■ PROBLEM TO SOLVE ■
Write out every entry exactly as given, but omit the pictures.

Entries from a visual dataset:
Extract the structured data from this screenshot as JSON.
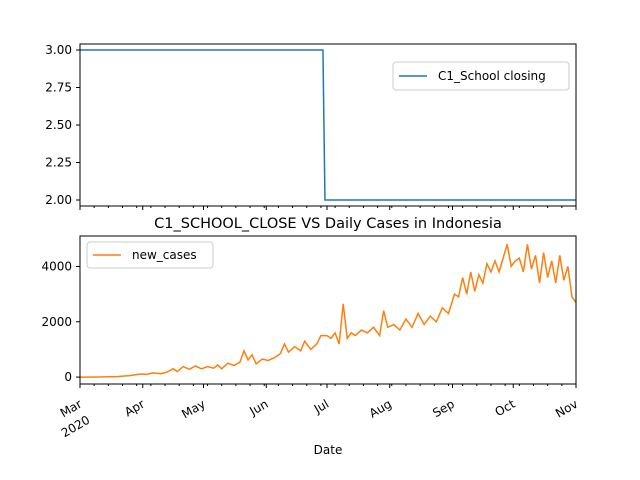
{
  "colors": {
    "school": "#1f77b4",
    "cases": "#ff7f0e",
    "axis": "#000000",
    "legend_border": "#cccccc"
  },
  "chart_data": [
    {
      "type": "line",
      "title": "",
      "xlabel": "",
      "ylabel": "",
      "legend": {
        "position": "top-right",
        "entries": [
          "C1_School closing"
        ]
      },
      "xlim": [
        "2020-03-01",
        "2020-11-01"
      ],
      "ylim": [
        1.96,
        3.04
      ],
      "yticks": [
        "2.00",
        "2.25",
        "2.50",
        "2.75",
        "3.00"
      ],
      "grid": false,
      "series": [
        {
          "name": "C1_School closing",
          "points": [
            [
              "2020-03-01",
              3.0
            ],
            [
              "2020-06-29",
              3.0
            ],
            [
              "2020-06-30",
              2.0
            ],
            [
              "2020-11-01",
              2.0
            ]
          ]
        }
      ]
    },
    {
      "type": "line",
      "title": "C1_SCHOOL_CLOSE VS Daily Cases in Indonesia",
      "xlabel": "Date",
      "ylabel": "",
      "legend": {
        "position": "top-left",
        "entries": [
          "new_cases"
        ]
      },
      "xlim": [
        "2020-03-01",
        "2020-11-01"
      ],
      "ylim": [
        -250,
        5100
      ],
      "yticks": [
        "0",
        "2000",
        "4000"
      ],
      "xticks": [
        {
          "label": "Mar",
          "sub": "2020"
        },
        {
          "label": "Apr",
          "sub": ""
        },
        {
          "label": "May",
          "sub": ""
        },
        {
          "label": "Jun",
          "sub": ""
        },
        {
          "label": "Jul",
          "sub": ""
        },
        {
          "label": "Aug",
          "sub": ""
        },
        {
          "label": "Sep",
          "sub": ""
        },
        {
          "label": "Oct",
          "sub": ""
        },
        {
          "label": "Nov",
          "sub": ""
        }
      ],
      "grid": false,
      "series": [
        {
          "name": "new_cases",
          "points": [
            [
              "2020-03-01",
              0
            ],
            [
              "2020-03-05",
              0
            ],
            [
              "2020-03-10",
              2
            ],
            [
              "2020-03-15",
              10
            ],
            [
              "2020-03-20",
              20
            ],
            [
              "2020-03-25",
              50
            ],
            [
              "2020-03-31",
              110
            ],
            [
              "2020-04-03",
              100
            ],
            [
              "2020-04-06",
              150
            ],
            [
              "2020-04-10",
              120
            ],
            [
              "2020-04-13",
              180
            ],
            [
              "2020-04-16",
              300
            ],
            [
              "2020-04-18",
              200
            ],
            [
              "2020-04-21",
              380
            ],
            [
              "2020-04-24",
              280
            ],
            [
              "2020-04-27",
              400
            ],
            [
              "2020-04-30",
              300
            ],
            [
              "2020-05-03",
              380
            ],
            [
              "2020-05-06",
              320
            ],
            [
              "2020-05-08",
              440
            ],
            [
              "2020-05-10",
              300
            ],
            [
              "2020-05-13",
              500
            ],
            [
              "2020-05-16",
              420
            ],
            [
              "2020-05-19",
              540
            ],
            [
              "2020-05-21",
              950
            ],
            [
              "2020-05-23",
              620
            ],
            [
              "2020-05-25",
              800
            ],
            [
              "2020-05-27",
              480
            ],
            [
              "2020-05-30",
              650
            ],
            [
              "2020-06-02",
              600
            ],
            [
              "2020-06-05",
              700
            ],
            [
              "2020-06-08",
              850
            ],
            [
              "2020-06-10",
              1200
            ],
            [
              "2020-06-12",
              900
            ],
            [
              "2020-06-15",
              1100
            ],
            [
              "2020-06-18",
              950
            ],
            [
              "2020-06-20",
              1300
            ],
            [
              "2020-06-23",
              1000
            ],
            [
              "2020-06-26",
              1200
            ],
            [
              "2020-06-28",
              1500
            ],
            [
              "2020-07-01",
              1500
            ],
            [
              "2020-07-03",
              1400
            ],
            [
              "2020-07-05",
              1600
            ],
            [
              "2020-07-07",
              1200
            ],
            [
              "2020-07-09",
              2650
            ],
            [
              "2020-07-11",
              1400
            ],
            [
              "2020-07-13",
              1600
            ],
            [
              "2020-07-15",
              1500
            ],
            [
              "2020-07-18",
              1700
            ],
            [
              "2020-07-21",
              1600
            ],
            [
              "2020-07-24",
              1800
            ],
            [
              "2020-07-27",
              1500
            ],
            [
              "2020-07-29",
              2400
            ],
            [
              "2020-07-31",
              1800
            ],
            [
              "2020-08-03",
              1900
            ],
            [
              "2020-08-06",
              1700
            ],
            [
              "2020-08-09",
              2100
            ],
            [
              "2020-08-12",
              1800
            ],
            [
              "2020-08-15",
              2300
            ],
            [
              "2020-08-18",
              1900
            ],
            [
              "2020-08-21",
              2200
            ],
            [
              "2020-08-24",
              2000
            ],
            [
              "2020-08-27",
              2500
            ],
            [
              "2020-08-30",
              2300
            ],
            [
              "2020-09-02",
              3000
            ],
            [
              "2020-09-04",
              2900
            ],
            [
              "2020-09-06",
              3600
            ],
            [
              "2020-09-08",
              3000
            ],
            [
              "2020-09-10",
              3800
            ],
            [
              "2020-09-12",
              3100
            ],
            [
              "2020-09-14",
              3700
            ],
            [
              "2020-09-16",
              3400
            ],
            [
              "2020-09-18",
              4100
            ],
            [
              "2020-09-20",
              3800
            ],
            [
              "2020-09-22",
              4200
            ],
            [
              "2020-09-24",
              3800
            ],
            [
              "2020-09-26",
              4300
            ],
            [
              "2020-09-28",
              4800
            ],
            [
              "2020-09-30",
              4000
            ],
            [
              "2020-10-02",
              4200
            ],
            [
              "2020-10-04",
              4300
            ],
            [
              "2020-10-06",
              3800
            ],
            [
              "2020-10-08",
              4800
            ],
            [
              "2020-10-10",
              3900
            ],
            [
              "2020-10-12",
              4400
            ],
            [
              "2020-10-14",
              3400
            ],
            [
              "2020-10-16",
              4500
            ],
            [
              "2020-10-18",
              3600
            ],
            [
              "2020-10-20",
              4200
            ],
            [
              "2020-10-22",
              3400
            ],
            [
              "2020-10-24",
              4400
            ],
            [
              "2020-10-26",
              3500
            ],
            [
              "2020-10-28",
              4000
            ],
            [
              "2020-10-30",
              2900
            ],
            [
              "2020-11-01",
              2700
            ]
          ]
        }
      ]
    }
  ]
}
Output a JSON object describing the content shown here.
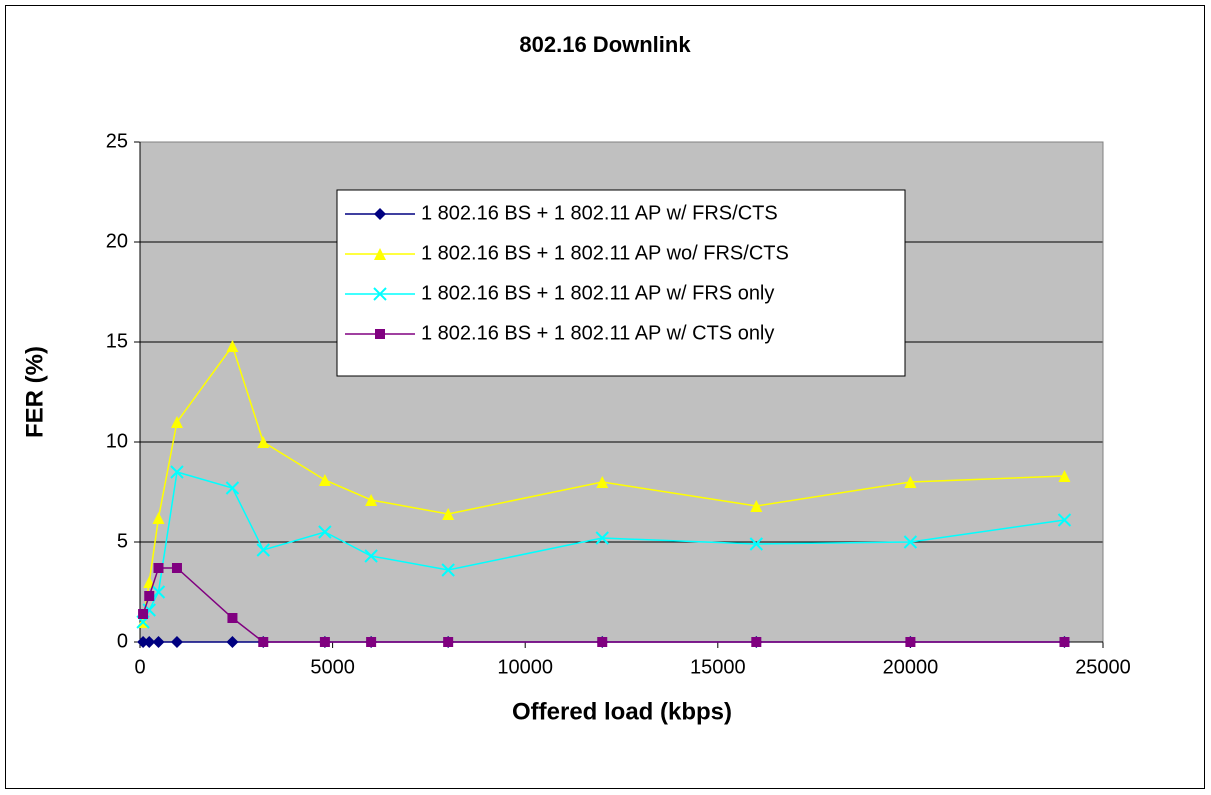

■ EXERCISE RESULT ■
Extract the structured data from this screenshot as JSON.
{
  "colors": {
    "school": "#1f77b4",
    "cases": "#ff7f0e",
    "axis": "#000000",
    "legend_border": "#cccccc"
  },
  "chart_data": [
    {
      "type": "line",
      "title": "",
      "xlabel": "",
      "ylabel": "",
      "legend": {
        "position": "top-right",
        "entries": [
          "C1_School closing"
        ]
      },
      "xlim": [
        "2020-03-01",
        "2020-11-01"
      ],
      "ylim": [
        1.96,
        3.04
      ],
      "yticks": [
        "2.00",
        "2.25",
        "2.50",
        "2.75",
        "3.00"
      ],
      "grid": false,
      "series": [
        {
          "name": "C1_School closing",
          "points": [
            [
              "2020-03-01",
              3.0
            ],
            [
              "2020-06-29",
              3.0
            ],
            [
              "2020-06-30",
              2.0
            ],
            [
              "2020-11-01",
              2.0
            ]
          ]
        }
      ]
    },
    {
      "type": "line",
      "title": "C1_SCHOOL_CLOSE VS Daily Cases in Indonesia",
      "xlabel": "Date",
      "ylabel": "",
      "legend": {
        "position": "top-left",
        "entries": [
          "new_cases"
        ]
      },
      "xlim": [
        "2020-03-01",
        "2020-11-01"
      ],
      "ylim": [
        -250,
        5100
      ],
      "yticks": [
        "0",
        "2000",
        "4000"
      ],
      "xticks": [
        {
          "label": "Mar",
          "sub": "2020"
        },
        {
          "label": "Apr",
          "sub": ""
        },
        {
          "label": "May",
          "sub": ""
        },
        {
          "label": "Jun",
          "sub": ""
        },
        {
          "label": "Jul",
          "sub": ""
        },
        {
          "label": "Aug",
          "sub": ""
        },
        {
          "label": "Sep",
          "sub": ""
        },
        {
          "label": "Oct",
          "sub": ""
        },
        {
          "label": "Nov",
          "sub": ""
        }
      ],
      "grid": false,
      "series": [
        {
          "name": "new_cases",
          "points": [
            [
              "2020-03-01",
              0
            ],
            [
              "2020-03-05",
              0
            ],
            [
              "2020-03-10",
              2
            ],
            [
              "2020-03-15",
              10
            ],
            [
              "2020-03-20",
              20
            ],
            [
              "2020-03-25",
              50
            ],
            [
              "2020-03-31",
              110
            ],
            [
              "2020-04-03",
              100
            ],
            [
              "2020-04-06",
              150
            ],
            [
              "2020-04-10",
              120
            ],
            [
              "2020-04-13",
              180
            ],
            [
              "2020-04-16",
              300
            ],
            [
              "2020-04-18",
              200
            ],
            [
              "2020-04-21",
              380
            ],
            [
              "2020-04-24",
              280
            ],
            [
              "2020-04-27",
              400
            ],
            [
              "2020-04-30",
              300
            ],
            [
              "2020-05-03",
              380
            ],
            [
              "2020-05-06",
              320
            ],
            [
              "2020-05-08",
              440
            ],
            [
              "2020-05-10",
              300
            ],
            [
              "2020-05-13",
              500
            ],
            [
              "2020-05-16",
              420
            ],
            [
              "2020-05-19",
              540
            ],
            [
              "2020-05-21",
              950
            ],
            [
              "2020-05-23",
              620
            ],
            [
              "2020-05-25",
              800
            ],
            [
              "2020-05-27",
              480
            ],
            [
              "2020-05-30",
              650
            ],
            [
              "2020-06-02",
              600
            ],
            [
              "2020-06-05",
              700
            ],
            [
              "2020-06-08",
              850
            ],
            [
              "2020-06-10",
              1200
            ],
            [
              "2020-06-12",
              900
            ],
            [
              "2020-06-15",
              1100
            ],
            [
              "2020-06-18",
              950
            ],
            [
              "2020-06-20",
              1300
            ],
            [
              "2020-06-23",
              1000
            ],
            [
              "2020-06-26",
              1200
            ],
            [
              "2020-06-28",
              1500
            ],
            [
              "2020-07-01",
              1500
            ],
            [
              "2020-07-03",
              1400
            ],
            [
              "2020-07-05",
              1600
            ],
            [
              "2020-07-07",
              1200
            ],
            [
              "2020-07-09",
              2650
            ],
            [
              "2020-07-11",
              1400
            ],
            [
              "2020-07-13",
              1600
            ],
            [
              "2020-07-15",
              1500
            ],
            [
              "2020-07-18",
              1700
            ],
            [
              "2020-07-21",
              1600
            ],
            [
              "2020-07-24",
              1800
            ],
            [
              "2020-07-27",
              1500
            ],
            [
              "2020-07-29",
              2400
            ],
            [
              "2020-07-31",
              1800
            ],
            [
              "2020-08-03",
              1900
            ],
            [
              "2020-08-06",
              1700
            ],
            [
              "2020-08-09",
              2100
            ],
            [
              "2020-08-12",
              1800
            ],
            [
              "2020-08-15",
              2300
            ],
            [
              "2020-08-18",
              1900
            ],
            [
              "2020-08-21",
              2200
            ],
            [
              "2020-08-24",
              2000
            ],
            [
              "2020-08-27",
              2500
            ],
            [
              "2020-08-30",
              2300
            ],
            [
              "2020-09-02",
              3000
            ],
            [
              "2020-09-04",
              2900
            ],
            [
              "2020-09-06",
              3600
            ],
            [
              "2020-09-08",
              3000
            ],
            [
              "2020-09-10",
              3800
            ],
            [
              "2020-09-12",
              3100
            ],
            [
              "2020-09-14",
              3700
            ],
            [
              "2020-09-16",
              3400
            ],
            [
              "2020-09-18",
              4100
            ],
            [
              "2020-09-20",
              3800
            ],
            [
              "2020-09-22",
              4200
            ],
            [
              "2020-09-24",
              3800
            ],
            [
              "2020-09-26",
              4300
            ],
            [
              "2020-09-28",
              4800
            ],
            [
              "2020-09-30",
              4000
            ],
            [
              "2020-10-02",
              4200
            ],
            [
              "2020-10-04",
              4300
            ],
            [
              "2020-10-06",
              3800
            ],
            [
              "2020-10-08",
              4800
            ],
            [
              "2020-10-10",
              3900
            ],
            [
              "2020-10-12",
              4400
            ],
            [
              "2020-10-14",
              3400
            ],
            [
              "2020-10-16",
              4500
            ],
            [
              "2020-10-18",
              3600
            ],
            [
              "2020-10-20",
              4200
            ],
            [
              "2020-10-22",
              3400
            ],
            [
              "2020-10-24",
              4400
            ],
            [
              "2020-10-26",
              3500
            ],
            [
              "2020-10-28",
              4000
            ],
            [
              "2020-10-30",
              2900
            ],
            [
              "2020-11-01",
              2700
            ]
          ]
        }
      ]
    }
  ]
}
Output a JSON object describing the content shown here.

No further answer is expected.